Finds \(f^*\) that is the closest function (in RKHS) to fit the data points.
Balances between:
- Fitting the data exactly.
- Not being too "complex" in \(\mathcal{H}_k\) norm.

Geometrically: It is a projection of the target labels \(\{y^{(m)}\}\) onto the RKHS space spanned by \(\{k(x^{(m)}, \cdot)\}_{m=1}^M\).

This is why GP posterior mean and KRR solution coincide!

RKHS Projection: Intuition

Geometric view:

The RKHS is a subspace spanned by \(\{ k(x^{(m)}, \cdot) \}_{m=1}^M\)
The projection of \(f\) onto this space gives the posterior mean \(f^*\).
Kernel Ridge Regression and Gaussian Process regression both compute this projection.

KRR and GP Regression Connection

Gaussian Process Regression:

Given:

y \sim \mathcal{GP}(0, k(x,x')), \quad y^{(m)} = f(x^{(m)}) + \varepsilon^{(m)}, \, \varepsilon^{(m)} \sim \mathcal{N}(0, \sigma_\varepsilon^2)

The posterior mean is:

f^*(x) = k(X,x)^\top (K + \sigma_\varepsilon^2 I)^{-1} y

Kernel Ridge Regression solution:

f_{\text{KRR}}(x) = k(X,x)^\top (K + \lambda I)^{-1} y

Key Insight:

\boxed{\text{GP Posterior Mean} = \text{KRR Solution} \text{ with } \lambda = \sigma_\varepsilon^2}

Probabilistic vs Optimization:

GP regression = Bayesian posterior mean
KRR = solution of penalized least-squares in RKHS

Why does KRR need more data?

Key difference:

GP regression automatically incorporates uncertainty.
When data is scarce, GP posterior mean stays close to the prior, preventing overfitting.

> [Task set]:
a: According to the notes on kernel ridge regression and Gaussian processes, what value of \(\lambda\) makes the KRR solution equal to the GP posterior mean?
b: Carry on with the notes on kernel ridge regression and Gaussian processes from the point where they stop.
The records are not needed for the work that comes next.

> [Data shown]:
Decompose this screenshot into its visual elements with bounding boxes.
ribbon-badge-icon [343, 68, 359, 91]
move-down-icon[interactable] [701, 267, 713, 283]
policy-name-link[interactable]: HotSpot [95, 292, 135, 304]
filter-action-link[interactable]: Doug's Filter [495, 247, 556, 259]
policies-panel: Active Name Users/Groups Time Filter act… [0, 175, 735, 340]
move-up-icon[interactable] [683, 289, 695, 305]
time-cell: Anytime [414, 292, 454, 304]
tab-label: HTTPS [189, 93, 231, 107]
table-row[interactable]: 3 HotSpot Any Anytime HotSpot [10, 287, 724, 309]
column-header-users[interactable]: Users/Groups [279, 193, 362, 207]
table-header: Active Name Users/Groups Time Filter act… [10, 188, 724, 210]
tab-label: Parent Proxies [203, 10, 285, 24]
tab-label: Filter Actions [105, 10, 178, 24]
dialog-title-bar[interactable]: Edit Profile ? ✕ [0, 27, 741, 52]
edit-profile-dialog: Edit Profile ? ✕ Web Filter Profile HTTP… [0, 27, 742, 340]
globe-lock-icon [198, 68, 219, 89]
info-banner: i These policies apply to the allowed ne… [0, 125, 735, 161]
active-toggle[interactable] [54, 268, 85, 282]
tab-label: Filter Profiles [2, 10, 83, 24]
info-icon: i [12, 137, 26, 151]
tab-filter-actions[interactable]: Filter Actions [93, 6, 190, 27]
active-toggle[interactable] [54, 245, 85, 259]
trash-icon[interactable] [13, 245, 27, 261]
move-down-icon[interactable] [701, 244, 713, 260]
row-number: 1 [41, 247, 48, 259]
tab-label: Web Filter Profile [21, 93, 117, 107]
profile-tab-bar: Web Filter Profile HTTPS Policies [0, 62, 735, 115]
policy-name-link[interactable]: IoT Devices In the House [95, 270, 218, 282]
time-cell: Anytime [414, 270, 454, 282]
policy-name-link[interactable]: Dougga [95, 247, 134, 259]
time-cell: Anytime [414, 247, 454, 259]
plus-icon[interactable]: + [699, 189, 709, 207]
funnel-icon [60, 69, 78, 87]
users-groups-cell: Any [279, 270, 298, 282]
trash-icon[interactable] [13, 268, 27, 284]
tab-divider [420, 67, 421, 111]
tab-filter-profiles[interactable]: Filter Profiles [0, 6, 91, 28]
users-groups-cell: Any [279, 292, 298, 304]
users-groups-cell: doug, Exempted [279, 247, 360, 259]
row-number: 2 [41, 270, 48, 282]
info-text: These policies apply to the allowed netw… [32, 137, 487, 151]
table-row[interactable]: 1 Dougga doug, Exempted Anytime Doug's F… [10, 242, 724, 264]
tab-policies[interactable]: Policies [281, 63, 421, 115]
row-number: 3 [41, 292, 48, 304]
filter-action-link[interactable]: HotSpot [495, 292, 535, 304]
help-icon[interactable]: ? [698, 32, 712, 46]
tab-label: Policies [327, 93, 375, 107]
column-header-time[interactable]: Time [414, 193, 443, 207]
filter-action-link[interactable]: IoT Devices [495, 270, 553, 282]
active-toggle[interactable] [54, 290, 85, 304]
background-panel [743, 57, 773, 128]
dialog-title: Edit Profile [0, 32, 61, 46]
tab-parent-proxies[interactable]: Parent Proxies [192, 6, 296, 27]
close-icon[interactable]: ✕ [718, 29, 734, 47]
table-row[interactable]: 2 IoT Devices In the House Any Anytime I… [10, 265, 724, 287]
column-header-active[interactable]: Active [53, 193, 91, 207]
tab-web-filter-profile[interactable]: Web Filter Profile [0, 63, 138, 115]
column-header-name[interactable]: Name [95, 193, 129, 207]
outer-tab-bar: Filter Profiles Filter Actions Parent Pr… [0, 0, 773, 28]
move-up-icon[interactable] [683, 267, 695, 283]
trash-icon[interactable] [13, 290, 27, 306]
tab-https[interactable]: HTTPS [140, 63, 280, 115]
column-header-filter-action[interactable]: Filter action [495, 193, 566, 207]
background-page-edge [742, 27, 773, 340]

> [Answer set]:
a: \(\lambda = \sigma_\varepsilon^2\), the noise variance.

b:
KRR lacks uncertainty modeling; without enough data, it can underfit or overfit depending on \(\lambda\).

With sufficient data:

KRR and GP posterior mean become similar.
Smoothness emerges from more constraints (more data points).

Summary: GP regression is naturally better suited for small-data regimes.

KRR vs GP Regression: Overfitting, Underfitting, and Uncertainty

Key Takeaways:

Small Data:
- KRR may overfit (\(\lambda\) too small) or underfit (\(\lambda\) too large).
- GP stays smooth and controlled due to posterior variance.
Large Data:
- Both GP and properly regularized KRR perform well.
- GP variance shrinks as data increases.

RKHS induced by the NN Kernel

NN-induced RKHS:

The kernel \(k_{\mathrm{NN}}\) induces a Reproducing Kernel Hilbert Space (RKHS):

\mathcal{H}_{k_{\mathrm{NN}}}(\Omega)

The corresponding function space:

\mathcal{C}_{k_\mathrm{NN}} = \left\{ f(x) = \sum_{m=1}^M \beta_m k_{\mathrm{NN}}(x^{(m)}, x) \,\middle|\, M \in \mathbb{N}^+, x^{(m)}\in \Omega, \beta_m \in \mathbb{R} \right\}

Meaning:

Any function generated by the NN-GP prior lives in \(\mathcal{H}_{k_{\mathrm{NN}}}\).
It can be represented as a linear combination of kernel functions centered at training inputs \(\{x^{(m)}\}_{m=1}^M\).

This is called the representer theorem.

RKHS Structure and Correction Term

Inner Product in \(\mathcal{H}_{k_{\mathrm{NN}}}\):

\left\langle f, g \right\rangle_{\mathcal{H}_{k_{\mathrm{NN}}}} = \sum_{m=1}^M \sum_{m'=1}^{M'} \beta_m \beta'_{m'} k_{\mathrm{NN}}(x^{(m)}, x^{(m')})

Posterior Mean as RKHS Element:

h^*_{\mathrm{NN}}(x) = h_{\mathrm{NN}}(x) + \Delta_{\mathrm{NN}}(x)

where:

\Delta_{\mathrm{NN}}(x) = \sum_{m=1}^M \beta_m k_{\mathrm{NN}}(x^{(m)}, x) \in \mathcal{H}_{k_{\mathrm{NN}}}

Insight:

Posterior mean is prior mean \(h_{\mathrm{NN}}(x)\) plus an RKHS correction.
The correction \(\Delta_{\mathrm{NN}}\) exactly reconstructs the deviation needed to fit the data.

Kernel Ridge Regression Viewpoint

The coefficient \(\beta\) is computed as:

\beta = \left[ K + \sigma_\varepsilon^2 I \right]^{-1} \left( y - h_{\mathrm{NN}}(X) \right)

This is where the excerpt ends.